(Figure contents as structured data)

▽

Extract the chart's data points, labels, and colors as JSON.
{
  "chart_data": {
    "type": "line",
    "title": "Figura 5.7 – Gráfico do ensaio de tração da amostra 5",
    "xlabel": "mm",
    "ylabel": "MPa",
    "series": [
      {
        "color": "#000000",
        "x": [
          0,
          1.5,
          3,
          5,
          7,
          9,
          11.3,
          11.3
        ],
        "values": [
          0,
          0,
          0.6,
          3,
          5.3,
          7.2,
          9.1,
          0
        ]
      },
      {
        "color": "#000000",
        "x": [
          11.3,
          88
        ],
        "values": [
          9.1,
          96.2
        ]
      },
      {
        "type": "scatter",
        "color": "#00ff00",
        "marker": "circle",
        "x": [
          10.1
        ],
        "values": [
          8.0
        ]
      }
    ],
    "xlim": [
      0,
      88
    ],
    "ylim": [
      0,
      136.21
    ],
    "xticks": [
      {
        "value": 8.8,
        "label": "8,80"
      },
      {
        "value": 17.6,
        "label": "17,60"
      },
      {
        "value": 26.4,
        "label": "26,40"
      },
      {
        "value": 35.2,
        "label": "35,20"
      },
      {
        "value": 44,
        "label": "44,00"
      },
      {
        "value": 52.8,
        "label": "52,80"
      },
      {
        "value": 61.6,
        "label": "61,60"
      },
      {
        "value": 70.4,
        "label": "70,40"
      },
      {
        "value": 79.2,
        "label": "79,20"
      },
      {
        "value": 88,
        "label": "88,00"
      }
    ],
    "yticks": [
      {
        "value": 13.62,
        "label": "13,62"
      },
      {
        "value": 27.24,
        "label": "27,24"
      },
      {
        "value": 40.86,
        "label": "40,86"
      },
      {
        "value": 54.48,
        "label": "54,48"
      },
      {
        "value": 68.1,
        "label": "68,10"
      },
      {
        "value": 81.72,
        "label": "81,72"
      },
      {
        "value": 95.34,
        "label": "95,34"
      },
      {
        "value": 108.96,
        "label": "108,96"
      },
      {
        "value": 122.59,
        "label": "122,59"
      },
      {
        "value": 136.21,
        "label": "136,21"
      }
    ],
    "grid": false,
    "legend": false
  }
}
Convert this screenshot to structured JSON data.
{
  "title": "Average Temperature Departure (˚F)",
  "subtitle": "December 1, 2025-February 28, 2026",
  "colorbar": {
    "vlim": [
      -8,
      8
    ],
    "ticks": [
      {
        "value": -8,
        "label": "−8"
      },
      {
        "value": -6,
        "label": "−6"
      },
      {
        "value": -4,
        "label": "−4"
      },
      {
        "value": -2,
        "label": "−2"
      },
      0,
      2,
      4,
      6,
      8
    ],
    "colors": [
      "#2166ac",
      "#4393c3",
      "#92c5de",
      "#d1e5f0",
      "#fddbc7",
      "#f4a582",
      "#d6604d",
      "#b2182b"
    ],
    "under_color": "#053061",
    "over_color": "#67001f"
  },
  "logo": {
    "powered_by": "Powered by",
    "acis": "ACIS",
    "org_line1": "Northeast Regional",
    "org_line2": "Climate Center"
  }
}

△

Exercise description: Repeat each of the entries above precisely as given.

Correct result:
Extract the chart's data points, labels, and colors as JSON.
{
  "chart_data": {
    "type": "line",
    "title": "Figura 5.7 – Gráfico do ensaio de tração da amostra 5",
    "xlabel": "mm",
    "ylabel": "MPa",
    "series": [
      {
        "color": "#000000",
        "x": [
          0,
          1.5,
          3,
          5,
          7,
          9,
          11.3,
          11.3
        ],
        "values": [
          0,
          0,
          0.6,
          3,
          5.3,
          7.2,
          9.1,
          0
        ]
      },
      {
        "color": "#000000",
        "x": [
          11.3,
          88
        ],
        "values": [
          9.1,
          96.2
        ]
      },
      {
        "type": "scatter",
        "color": "#00ff00",
        "marker": "circle",
        "x": [
          10.1
        ],
        "values": [
          8.0
        ]
      }
    ],
    "xlim": [
      0,
      88
    ],
    "ylim": [
      0,
      136.21
    ],
    "xticks": [
      {
        "value": 8.8,
        "label": "8,80"
      },
      {
        "value": 17.6,
        "label": "17,60"
      },
      {
        "value": 26.4,
        "label": "26,40"
      },
      {
        "value": 35.2,
        "label": "35,20"
      },
      {
        "value": 44,
        "label": "44,00"
      },
      {
        "value": 52.8,
        "label": "52,80"
      },
      {
        "value": 61.6,
        "label": "61,60"
      },
      {
        "value": 70.4,
        "label": "70,40"
      },
      {
        "value": 79.2,
        "label": "79,20"
      },
      {
        "value": 88,
        "label": "88,00"
      }
    ],
    "yticks": [
      {
        "value": 13.62,
        "label": "13,62"
      },
      {
        "value": 27.24,
        "label": "27,24"
      },
      {
        "value": 40.86,
        "label": "40,86"
      },
      {
        "value": 54.48,
        "label": "54,48"
      },
      {
        "value": 68.1,
        "label": "68,10"
      },
      {
        "value": 81.72,
        "label": "81,72"
      },
      {
        "value": 95.34,
        "label": "95,34"
      },
      {
        "value": 108.96,
        "label": "108,96"
      },
      {
        "value": 122.59,
        "label": "122,59"
      },
      {
        "value": 136.21,
        "label": "136,21"
      }
    ],
    "grid": false,
    "legend": false
  }
}
Convert this screenshot to structured JSON data.
{
  "title": "Average Temperature Departure (˚F)",
  "subtitle": "December 1, 2025-February 28, 2026",
  "colorbar": {
    "vlim": [
      -8,
      8
    ],
    "ticks": [
      {
        "value": -8,
        "label": "−8"
      },
      {
        "value": -6,
        "label": "−6"
      },
      {
        "value": -4,
        "label": "−4"
      },
      {
        "value": -2,
        "label": "−2"
      },
      0,
      2,
      4,
      6,
      8
    ],
    "colors": [
      "#2166ac",
      "#4393c3",
      "#92c5de",
      "#d1e5f0",
      "#fddbc7",
      "#f4a582",
      "#d6604d",
      "#b2182b"
    ],
    "under_color": "#053061",
    "over_color": "#67001f"
  },
  "logo": {
    "powered_by": "Powered by",
    "acis": "ACIS",
    "org_line1": "Northeast Regional",
    "org_line2": "Climate Center"
  }
}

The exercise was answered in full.